**Extracted records**
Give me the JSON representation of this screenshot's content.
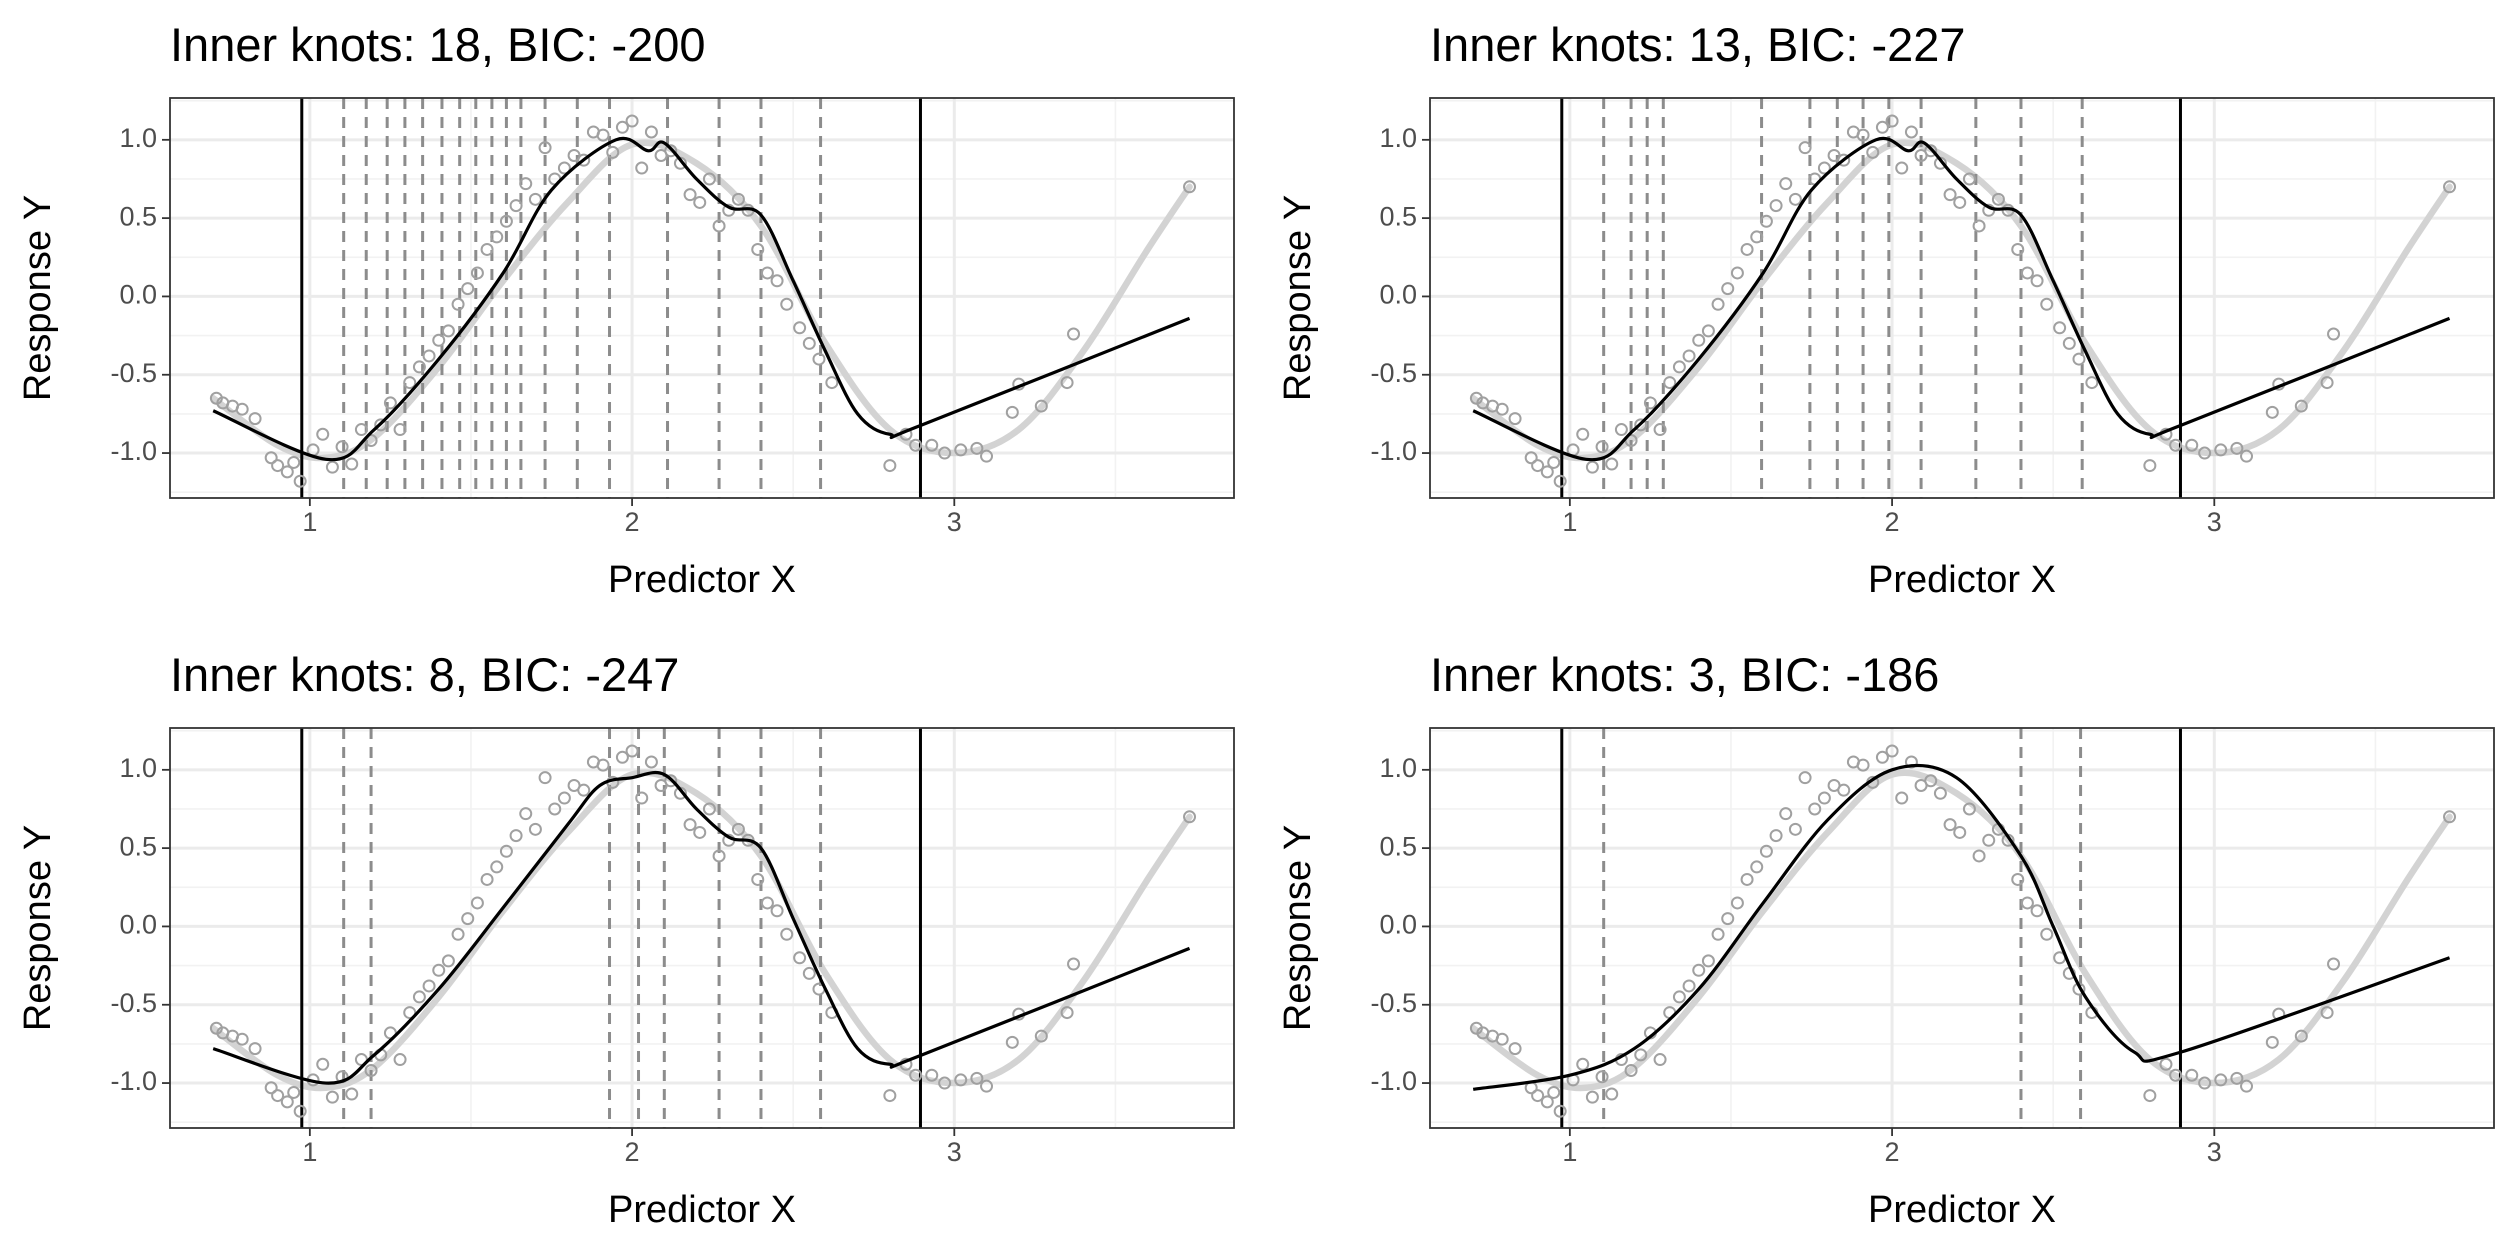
{
  "chart_data": [
    {
      "type": "line",
      "title": "Inner knots: 18, BIC: -200",
      "xlabel": "Predictor X",
      "ylabel": "Response Y",
      "xlim": [
        0.566,
        3.868
      ],
      "ylim": [
        -1.287,
        1.267
      ],
      "xticks": [
        1,
        2,
        3
      ],
      "yticks": [
        {
          "value": -1,
          "label": "-1.0"
        },
        -0.5,
        {
          "value": 0,
          "label": "0.0"
        },
        0.5,
        {
          "value": 1,
          "label": "1.0"
        }
      ],
      "grid": true,
      "points": {
        "color": "#a0a0a0",
        "x": [
          0.71,
          0.73,
          0.76,
          0.79,
          0.83,
          0.88,
          0.9,
          0.93,
          0.95,
          0.97,
          1.01,
          1.04,
          1.07,
          1.1,
          1.13,
          1.16,
          1.19,
          1.22,
          1.25,
          1.28,
          1.31,
          1.34,
          1.37,
          1.4,
          1.43,
          1.46,
          1.49,
          1.52,
          1.55,
          1.58,
          1.61,
          1.64,
          1.67,
          1.7,
          1.73,
          1.76,
          1.79,
          1.82,
          1.85,
          1.88,
          1.91,
          1.94,
          1.97,
          2.0,
          2.03,
          2.06,
          2.09,
          2.12,
          2.15,
          2.18,
          2.21,
          2.24,
          2.27,
          2.3,
          2.33,
          2.36,
          2.39,
          2.42,
          2.45,
          2.48,
          2.52,
          2.55,
          2.58,
          2.62,
          2.8,
          2.85,
          2.88,
          2.93,
          2.97,
          3.02,
          3.07,
          3.1,
          3.18,
          3.2,
          3.27,
          3.35,
          3.37,
          3.73
        ],
        "values": [
          -0.65,
          -0.68,
          -0.7,
          -0.72,
          -0.78,
          -1.03,
          -1.08,
          -1.12,
          -1.06,
          -1.18,
          -0.98,
          -0.88,
          -1.09,
          -0.96,
          -1.07,
          -0.85,
          -0.92,
          -0.82,
          -0.68,
          -0.85,
          -0.55,
          -0.45,
          -0.38,
          -0.28,
          -0.22,
          -0.05,
          0.05,
          0.15,
          0.3,
          0.38,
          0.48,
          0.58,
          0.72,
          0.62,
          0.95,
          0.75,
          0.82,
          0.9,
          0.87,
          1.05,
          1.03,
          0.92,
          1.08,
          1.12,
          0.82,
          1.05,
          0.9,
          0.93,
          0.85,
          0.65,
          0.6,
          0.75,
          0.45,
          0.55,
          0.62,
          0.55,
          0.3,
          0.15,
          0.1,
          -0.05,
          -0.2,
          -0.3,
          -0.4,
          -0.55,
          -1.08,
          -0.88,
          -0.95,
          -0.95,
          -1.0,
          -0.98,
          -0.97,
          -1.02,
          -0.74,
          -0.56,
          -0.7,
          -0.55,
          -0.24,
          0.7
        ]
      },
      "truth": {
        "color": "#d3d3d3",
        "x": [
          0.7,
          0.9,
          1.05,
          1.2,
          1.4,
          1.6,
          1.8,
          2.0,
          2.2,
          2.4,
          2.6,
          2.8,
          3.0,
          3.2,
          3.4,
          3.6,
          3.73
        ],
        "values": [
          -0.65,
          -0.95,
          -1.03,
          -0.9,
          -0.45,
          0.1,
          0.6,
          0.97,
          0.85,
          0.45,
          -0.3,
          -0.85,
          -1.0,
          -0.85,
          -0.35,
          0.3,
          0.7
        ]
      },
      "fit": {
        "color": "#000000",
        "x": [
          0.7,
          1.05,
          1.2,
          1.4,
          1.6,
          1.75,
          1.95,
          2.05,
          2.1,
          2.2,
          2.3,
          2.4,
          2.5,
          2.6,
          2.7,
          2.8,
          2.9,
          3.73
        ],
        "values": [
          -0.73,
          -1.04,
          -0.85,
          -0.4,
          0.15,
          0.68,
          1.0,
          0.93,
          0.98,
          0.75,
          0.57,
          0.52,
          0.1,
          -0.35,
          -0.75,
          -0.88,
          -0.82,
          -0.14
        ]
      },
      "boundary_knots": [
        0.975,
        2.895
      ],
      "inner_knots": [
        1.105,
        1.175,
        1.24,
        1.295,
        1.35,
        1.41,
        1.465,
        1.515,
        1.565,
        1.61,
        1.655,
        1.73,
        1.83,
        1.93,
        2.11,
        2.27,
        2.4,
        2.585
      ]
    },
    {
      "type": "line",
      "title": "Inner knots: 13, BIC: -227",
      "xlabel": "Predictor X",
      "ylabel": "Response Y",
      "xlim": [
        0.566,
        3.868
      ],
      "ylim": [
        -1.287,
        1.267
      ],
      "xticks": [
        1,
        2,
        3
      ],
      "yticks": [
        {
          "value": -1,
          "label": "-1.0"
        },
        -0.5,
        {
          "value": 0,
          "label": "0.0"
        },
        0.5,
        {
          "value": 1,
          "label": "1.0"
        }
      ],
      "grid": true,
      "points": {
        "color": "#a0a0a0",
        "x": [
          0.71,
          0.73,
          0.76,
          0.79,
          0.83,
          0.88,
          0.9,
          0.93,
          0.95,
          0.97,
          1.01,
          1.04,
          1.07,
          1.1,
          1.13,
          1.16,
          1.19,
          1.22,
          1.25,
          1.28,
          1.31,
          1.34,
          1.37,
          1.4,
          1.43,
          1.46,
          1.49,
          1.52,
          1.55,
          1.58,
          1.61,
          1.64,
          1.67,
          1.7,
          1.73,
          1.76,
          1.79,
          1.82,
          1.85,
          1.88,
          1.91,
          1.94,
          1.97,
          2.0,
          2.03,
          2.06,
          2.09,
          2.12,
          2.15,
          2.18,
          2.21,
          2.24,
          2.27,
          2.3,
          2.33,
          2.36,
          2.39,
          2.42,
          2.45,
          2.48,
          2.52,
          2.55,
          2.58,
          2.62,
          2.8,
          2.85,
          2.88,
          2.93,
          2.97,
          3.02,
          3.07,
          3.1,
          3.18,
          3.2,
          3.27,
          3.35,
          3.37,
          3.73
        ],
        "values": [
          -0.65,
          -0.68,
          -0.7,
          -0.72,
          -0.78,
          -1.03,
          -1.08,
          -1.12,
          -1.06,
          -1.18,
          -0.98,
          -0.88,
          -1.09,
          -0.96,
          -1.07,
          -0.85,
          -0.92,
          -0.82,
          -0.68,
          -0.85,
          -0.55,
          -0.45,
          -0.38,
          -0.28,
          -0.22,
          -0.05,
          0.05,
          0.15,
          0.3,
          0.38,
          0.48,
          0.58,
          0.72,
          0.62,
          0.95,
          0.75,
          0.82,
          0.9,
          0.87,
          1.05,
          1.03,
          0.92,
          1.08,
          1.12,
          0.82,
          1.05,
          0.9,
          0.93,
          0.85,
          0.65,
          0.6,
          0.75,
          0.45,
          0.55,
          0.62,
          0.55,
          0.3,
          0.15,
          0.1,
          -0.05,
          -0.2,
          -0.3,
          -0.4,
          -0.55,
          -1.08,
          -0.88,
          -0.95,
          -0.95,
          -1.0,
          -0.98,
          -0.97,
          -1.02,
          -0.74,
          -0.56,
          -0.7,
          -0.55,
          -0.24,
          0.7
        ]
      },
      "truth": {
        "color": "#d3d3d3",
        "x": [
          0.7,
          0.9,
          1.05,
          1.2,
          1.4,
          1.6,
          1.8,
          2.0,
          2.2,
          2.4,
          2.6,
          2.8,
          3.0,
          3.2,
          3.4,
          3.6,
          3.73
        ],
        "values": [
          -0.65,
          -0.95,
          -1.03,
          -0.9,
          -0.45,
          0.1,
          0.6,
          0.97,
          0.85,
          0.45,
          -0.3,
          -0.85,
          -1.0,
          -0.85,
          -0.35,
          0.3,
          0.7
        ]
      },
      "fit": {
        "color": "#000000",
        "x": [
          0.7,
          1.05,
          1.2,
          1.4,
          1.6,
          1.75,
          1.95,
          2.05,
          2.1,
          2.2,
          2.3,
          2.4,
          2.5,
          2.6,
          2.7,
          2.8,
          2.9,
          3.73
        ],
        "values": [
          -0.73,
          -1.04,
          -0.85,
          -0.4,
          0.15,
          0.68,
          1.0,
          0.93,
          0.98,
          0.75,
          0.57,
          0.52,
          0.1,
          -0.35,
          -0.75,
          -0.88,
          -0.82,
          -0.14
        ]
      },
      "boundary_knots": [
        0.975,
        2.895
      ],
      "inner_knots": [
        1.105,
        1.19,
        1.24,
        1.29,
        1.595,
        1.745,
        1.83,
        1.91,
        1.99,
        2.09,
        2.26,
        2.4,
        2.59
      ]
    },
    {
      "type": "line",
      "title": "Inner knots: 8, BIC: -247",
      "xlabel": "Predictor X",
      "ylabel": "Response Y",
      "xlim": [
        0.566,
        3.868
      ],
      "ylim": [
        -1.287,
        1.267
      ],
      "xticks": [
        1,
        2,
        3
      ],
      "yticks": [
        {
          "value": -1,
          "label": "-1.0"
        },
        -0.5,
        {
          "value": 0,
          "label": "0.0"
        },
        0.5,
        {
          "value": 1,
          "label": "1.0"
        }
      ],
      "grid": true,
      "points": {
        "color": "#a0a0a0",
        "x": [
          0.71,
          0.73,
          0.76,
          0.79,
          0.83,
          0.88,
          0.9,
          0.93,
          0.95,
          0.97,
          1.01,
          1.04,
          1.07,
          1.1,
          1.13,
          1.16,
          1.19,
          1.22,
          1.25,
          1.28,
          1.31,
          1.34,
          1.37,
          1.4,
          1.43,
          1.46,
          1.49,
          1.52,
          1.55,
          1.58,
          1.61,
          1.64,
          1.67,
          1.7,
          1.73,
          1.76,
          1.79,
          1.82,
          1.85,
          1.88,
          1.91,
          1.94,
          1.97,
          2.0,
          2.03,
          2.06,
          2.09,
          2.12,
          2.15,
          2.18,
          2.21,
          2.24,
          2.27,
          2.3,
          2.33,
          2.36,
          2.39,
          2.42,
          2.45,
          2.48,
          2.52,
          2.55,
          2.58,
          2.62,
          2.8,
          2.85,
          2.88,
          2.93,
          2.97,
          3.02,
          3.07,
          3.1,
          3.18,
          3.2,
          3.27,
          3.35,
          3.37,
          3.73
        ],
        "values": [
          -0.65,
          -0.68,
          -0.7,
          -0.72,
          -0.78,
          -1.03,
          -1.08,
          -1.12,
          -1.06,
          -1.18,
          -0.98,
          -0.88,
          -1.09,
          -0.96,
          -1.07,
          -0.85,
          -0.92,
          -0.82,
          -0.68,
          -0.85,
          -0.55,
          -0.45,
          -0.38,
          -0.28,
          -0.22,
          -0.05,
          0.05,
          0.15,
          0.3,
          0.38,
          0.48,
          0.58,
          0.72,
          0.62,
          0.95,
          0.75,
          0.82,
          0.9,
          0.87,
          1.05,
          1.03,
          0.92,
          1.08,
          1.12,
          0.82,
          1.05,
          0.9,
          0.93,
          0.85,
          0.65,
          0.6,
          0.75,
          0.45,
          0.55,
          0.62,
          0.55,
          0.3,
          0.15,
          0.1,
          -0.05,
          -0.2,
          -0.3,
          -0.4,
          -0.55,
          -1.08,
          -0.88,
          -0.95,
          -0.95,
          -1.0,
          -0.98,
          -0.97,
          -1.02,
          -0.74,
          -0.56,
          -0.7,
          -0.55,
          -0.24,
          0.7
        ]
      },
      "truth": {
        "color": "#d3d3d3",
        "x": [
          0.7,
          0.9,
          1.05,
          1.2,
          1.4,
          1.6,
          1.8,
          2.0,
          2.2,
          2.4,
          2.6,
          2.8,
          3.0,
          3.2,
          3.4,
          3.6,
          3.73
        ],
        "values": [
          -0.65,
          -0.95,
          -1.03,
          -0.9,
          -0.45,
          0.1,
          0.6,
          0.97,
          0.85,
          0.45,
          -0.3,
          -0.85,
          -1.0,
          -0.85,
          -0.35,
          0.3,
          0.7
        ]
      },
      "fit": {
        "color": "#000000",
        "x": [
          0.7,
          1.05,
          1.2,
          1.4,
          1.6,
          1.8,
          1.9,
          2.0,
          2.1,
          2.2,
          2.3,
          2.4,
          2.5,
          2.6,
          2.7,
          2.8,
          2.9,
          3.73
        ],
        "values": [
          -0.78,
          -1.0,
          -0.82,
          -0.4,
          0.12,
          0.65,
          0.9,
          0.95,
          0.97,
          0.75,
          0.57,
          0.5,
          0.05,
          -0.4,
          -0.78,
          -0.88,
          -0.82,
          -0.14
        ]
      },
      "boundary_knots": [
        0.975,
        2.895
      ],
      "inner_knots": [
        1.105,
        1.19,
        1.93,
        2.02,
        2.1,
        2.27,
        2.4,
        2.585
      ]
    },
    {
      "type": "line",
      "title": "Inner knots: 3, BIC: -186",
      "xlabel": "Predictor X",
      "ylabel": "Response Y",
      "xlim": [
        0.566,
        3.868
      ],
      "ylim": [
        -1.287,
        1.267
      ],
      "xticks": [
        1,
        2,
        3
      ],
      "yticks": [
        {
          "value": -1,
          "label": "-1.0"
        },
        -0.5,
        {
          "value": 0,
          "label": "0.0"
        },
        0.5,
        {
          "value": 1,
          "label": "1.0"
        }
      ],
      "grid": true,
      "points": {
        "color": "#a0a0a0",
        "x": [
          0.71,
          0.73,
          0.76,
          0.79,
          0.83,
          0.88,
          0.9,
          0.93,
          0.95,
          0.97,
          1.01,
          1.04,
          1.07,
          1.1,
          1.13,
          1.16,
          1.19,
          1.22,
          1.25,
          1.28,
          1.31,
          1.34,
          1.37,
          1.4,
          1.43,
          1.46,
          1.49,
          1.52,
          1.55,
          1.58,
          1.61,
          1.64,
          1.67,
          1.7,
          1.73,
          1.76,
          1.79,
          1.82,
          1.85,
          1.88,
          1.91,
          1.94,
          1.97,
          2.0,
          2.03,
          2.06,
          2.09,
          2.12,
          2.15,
          2.18,
          2.21,
          2.24,
          2.27,
          2.3,
          2.33,
          2.36,
          2.39,
          2.42,
          2.45,
          2.48,
          2.52,
          2.55,
          2.58,
          2.62,
          2.8,
          2.85,
          2.88,
          2.93,
          2.97,
          3.02,
          3.07,
          3.1,
          3.18,
          3.2,
          3.27,
          3.35,
          3.37,
          3.73
        ],
        "values": [
          -0.65,
          -0.68,
          -0.7,
          -0.72,
          -0.78,
          -1.03,
          -1.08,
          -1.12,
          -1.06,
          -1.18,
          -0.98,
          -0.88,
          -1.09,
          -0.96,
          -1.07,
          -0.85,
          -0.92,
          -0.82,
          -0.68,
          -0.85,
          -0.55,
          -0.45,
          -0.38,
          -0.28,
          -0.22,
          -0.05,
          0.05,
          0.15,
          0.3,
          0.38,
          0.48,
          0.58,
          0.72,
          0.62,
          0.95,
          0.75,
          0.82,
          0.9,
          0.87,
          1.05,
          1.03,
          0.92,
          1.08,
          1.12,
          0.82,
          1.05,
          0.9,
          0.93,
          0.85,
          0.65,
          0.6,
          0.75,
          0.45,
          0.55,
          0.62,
          0.55,
          0.3,
          0.15,
          0.1,
          -0.05,
          -0.2,
          -0.3,
          -0.4,
          -0.55,
          -1.08,
          -0.88,
          -0.95,
          -0.95,
          -1.0,
          -0.98,
          -0.97,
          -1.02,
          -0.74,
          -0.56,
          -0.7,
          -0.55,
          -0.24,
          0.7
        ]
      },
      "truth": {
        "color": "#d3d3d3",
        "x": [
          0.7,
          0.9,
          1.05,
          1.2,
          1.4,
          1.6,
          1.8,
          2.0,
          2.2,
          2.4,
          2.6,
          2.8,
          3.0,
          3.2,
          3.4,
          3.6,
          3.73
        ],
        "values": [
          -0.65,
          -0.95,
          -1.03,
          -0.9,
          -0.45,
          0.1,
          0.6,
          0.97,
          0.85,
          0.45,
          -0.3,
          -0.85,
          -1.0,
          -0.85,
          -0.35,
          0.3,
          0.7
        ]
      },
      "fit": {
        "color": "#000000",
        "x": [
          0.7,
          1.0,
          1.2,
          1.4,
          1.6,
          1.8,
          2.0,
          2.2,
          2.4,
          2.5,
          2.6,
          2.75,
          2.9,
          3.73
        ],
        "values": [
          -1.04,
          -0.95,
          -0.78,
          -0.4,
          0.15,
          0.68,
          1.0,
          0.95,
          0.45,
          0.0,
          -0.45,
          -0.8,
          -0.8,
          -0.2
        ]
      },
      "boundary_knots": [
        0.975,
        2.895
      ],
      "inner_knots": [
        1.105,
        2.4,
        2.585
      ]
    }
  ]
}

**Short problem**
Each line that holds the string "title" counts once; give the total and nothing else.

**Response to this task**
4